### Given exercise
Below are some records. Pull every line that contains the word "Delivered".

Extracted records:
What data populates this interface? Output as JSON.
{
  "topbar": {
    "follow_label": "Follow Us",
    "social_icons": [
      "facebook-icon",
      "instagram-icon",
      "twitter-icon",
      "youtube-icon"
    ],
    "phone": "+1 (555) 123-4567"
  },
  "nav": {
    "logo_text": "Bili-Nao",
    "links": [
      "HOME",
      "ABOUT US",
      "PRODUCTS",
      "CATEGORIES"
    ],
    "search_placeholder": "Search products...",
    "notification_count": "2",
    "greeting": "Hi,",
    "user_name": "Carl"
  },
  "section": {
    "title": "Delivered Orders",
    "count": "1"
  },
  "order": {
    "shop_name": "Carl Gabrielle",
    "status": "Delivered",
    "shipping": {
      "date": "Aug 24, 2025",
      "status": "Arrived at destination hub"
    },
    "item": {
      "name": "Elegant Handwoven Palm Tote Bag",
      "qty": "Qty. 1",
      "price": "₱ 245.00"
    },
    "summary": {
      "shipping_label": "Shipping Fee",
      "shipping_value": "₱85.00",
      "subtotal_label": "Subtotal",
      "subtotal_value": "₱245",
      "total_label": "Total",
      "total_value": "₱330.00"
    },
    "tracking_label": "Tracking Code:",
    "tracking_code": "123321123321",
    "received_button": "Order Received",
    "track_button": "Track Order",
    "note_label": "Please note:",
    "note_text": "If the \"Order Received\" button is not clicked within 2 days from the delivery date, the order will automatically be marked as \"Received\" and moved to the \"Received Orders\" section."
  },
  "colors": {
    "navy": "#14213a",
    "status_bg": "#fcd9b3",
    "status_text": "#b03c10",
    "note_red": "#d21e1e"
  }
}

### Answer to this task
    "title": "Delivered Orders",
    "status": "Delivered",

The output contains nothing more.